• _Entries shown_
- - - - - - -
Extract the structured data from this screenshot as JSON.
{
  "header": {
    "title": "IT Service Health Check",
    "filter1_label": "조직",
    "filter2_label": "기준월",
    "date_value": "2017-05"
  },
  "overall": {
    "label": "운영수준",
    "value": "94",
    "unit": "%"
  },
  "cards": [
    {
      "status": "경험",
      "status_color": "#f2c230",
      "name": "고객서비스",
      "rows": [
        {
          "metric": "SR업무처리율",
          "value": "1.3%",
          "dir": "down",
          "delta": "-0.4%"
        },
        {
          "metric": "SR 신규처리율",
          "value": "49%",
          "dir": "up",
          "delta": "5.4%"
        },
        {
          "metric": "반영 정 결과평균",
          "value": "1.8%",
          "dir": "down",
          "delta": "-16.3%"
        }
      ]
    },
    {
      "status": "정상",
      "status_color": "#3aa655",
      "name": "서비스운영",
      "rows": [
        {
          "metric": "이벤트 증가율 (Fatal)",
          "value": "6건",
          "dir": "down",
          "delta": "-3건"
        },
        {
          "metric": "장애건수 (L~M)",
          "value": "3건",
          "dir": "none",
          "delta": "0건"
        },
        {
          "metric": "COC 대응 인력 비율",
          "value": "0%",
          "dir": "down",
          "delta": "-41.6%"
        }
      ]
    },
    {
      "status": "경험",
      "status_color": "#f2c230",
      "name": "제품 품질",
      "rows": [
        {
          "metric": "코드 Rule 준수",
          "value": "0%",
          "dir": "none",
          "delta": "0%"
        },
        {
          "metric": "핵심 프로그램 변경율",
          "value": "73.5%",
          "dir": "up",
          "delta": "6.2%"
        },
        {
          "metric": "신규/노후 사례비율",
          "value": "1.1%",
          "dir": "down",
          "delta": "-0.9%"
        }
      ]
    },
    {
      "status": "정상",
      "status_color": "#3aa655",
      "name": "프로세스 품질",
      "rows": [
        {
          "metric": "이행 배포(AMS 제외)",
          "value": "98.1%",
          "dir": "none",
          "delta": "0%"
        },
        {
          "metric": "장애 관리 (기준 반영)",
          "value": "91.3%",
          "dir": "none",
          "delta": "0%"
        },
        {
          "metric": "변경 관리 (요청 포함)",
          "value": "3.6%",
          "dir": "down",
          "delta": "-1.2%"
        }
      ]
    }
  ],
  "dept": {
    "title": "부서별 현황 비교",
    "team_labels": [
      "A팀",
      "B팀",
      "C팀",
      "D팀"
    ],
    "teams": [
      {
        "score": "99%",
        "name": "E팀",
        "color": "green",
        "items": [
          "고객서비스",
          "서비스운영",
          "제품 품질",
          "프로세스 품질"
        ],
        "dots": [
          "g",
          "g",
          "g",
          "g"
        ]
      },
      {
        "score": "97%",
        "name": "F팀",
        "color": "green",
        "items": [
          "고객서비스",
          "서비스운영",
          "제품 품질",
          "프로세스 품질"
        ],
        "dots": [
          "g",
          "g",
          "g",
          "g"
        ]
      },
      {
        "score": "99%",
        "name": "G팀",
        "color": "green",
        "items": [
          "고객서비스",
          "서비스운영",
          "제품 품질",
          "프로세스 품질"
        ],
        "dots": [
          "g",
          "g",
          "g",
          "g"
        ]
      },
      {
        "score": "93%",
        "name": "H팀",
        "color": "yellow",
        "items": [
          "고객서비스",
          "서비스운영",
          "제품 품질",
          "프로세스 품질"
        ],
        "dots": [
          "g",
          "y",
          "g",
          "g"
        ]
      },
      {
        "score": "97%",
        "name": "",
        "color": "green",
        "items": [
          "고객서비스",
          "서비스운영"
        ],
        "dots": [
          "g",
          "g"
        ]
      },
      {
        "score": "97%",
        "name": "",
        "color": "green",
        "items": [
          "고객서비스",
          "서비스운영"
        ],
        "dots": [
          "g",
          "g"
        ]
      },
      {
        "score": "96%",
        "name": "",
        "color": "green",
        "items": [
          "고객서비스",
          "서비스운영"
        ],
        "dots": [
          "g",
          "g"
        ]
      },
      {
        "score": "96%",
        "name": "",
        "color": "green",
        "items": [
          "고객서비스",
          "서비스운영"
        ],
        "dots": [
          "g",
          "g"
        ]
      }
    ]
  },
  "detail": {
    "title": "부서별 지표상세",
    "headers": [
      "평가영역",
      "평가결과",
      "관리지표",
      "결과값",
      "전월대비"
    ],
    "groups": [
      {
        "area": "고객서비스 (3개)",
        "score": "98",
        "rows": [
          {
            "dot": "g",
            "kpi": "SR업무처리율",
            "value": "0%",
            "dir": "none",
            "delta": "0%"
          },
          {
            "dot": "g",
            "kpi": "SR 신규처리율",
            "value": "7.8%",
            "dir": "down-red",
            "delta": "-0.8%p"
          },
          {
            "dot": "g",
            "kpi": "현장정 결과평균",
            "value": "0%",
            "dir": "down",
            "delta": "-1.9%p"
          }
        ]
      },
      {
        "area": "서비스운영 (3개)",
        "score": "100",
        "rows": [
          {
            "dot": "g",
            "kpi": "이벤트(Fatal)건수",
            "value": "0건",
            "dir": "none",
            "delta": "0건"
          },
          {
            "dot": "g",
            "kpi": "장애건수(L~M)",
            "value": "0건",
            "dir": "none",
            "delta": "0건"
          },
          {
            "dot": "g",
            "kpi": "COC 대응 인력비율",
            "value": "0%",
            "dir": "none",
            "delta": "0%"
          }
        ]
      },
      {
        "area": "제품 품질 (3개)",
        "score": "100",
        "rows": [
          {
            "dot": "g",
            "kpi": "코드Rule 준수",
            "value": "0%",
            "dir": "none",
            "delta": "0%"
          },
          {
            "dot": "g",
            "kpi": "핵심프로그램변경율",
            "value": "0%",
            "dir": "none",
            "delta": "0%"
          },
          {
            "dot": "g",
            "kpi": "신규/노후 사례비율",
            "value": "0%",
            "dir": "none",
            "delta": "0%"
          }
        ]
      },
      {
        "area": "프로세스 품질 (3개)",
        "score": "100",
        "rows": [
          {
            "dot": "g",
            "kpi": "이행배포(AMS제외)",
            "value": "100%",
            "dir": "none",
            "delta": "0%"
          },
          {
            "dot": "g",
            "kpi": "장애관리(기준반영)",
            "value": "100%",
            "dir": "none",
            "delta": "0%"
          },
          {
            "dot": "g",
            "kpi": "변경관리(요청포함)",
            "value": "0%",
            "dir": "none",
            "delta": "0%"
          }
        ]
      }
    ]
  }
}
- - - - - - -
• _Short exercise_
Where a line contains "title", copy that line.

• _Solution to the problem_
    "title": "IT Service Health Check",
    "title": "부서별 현황 비교",
    "title": "부서별 지표상세",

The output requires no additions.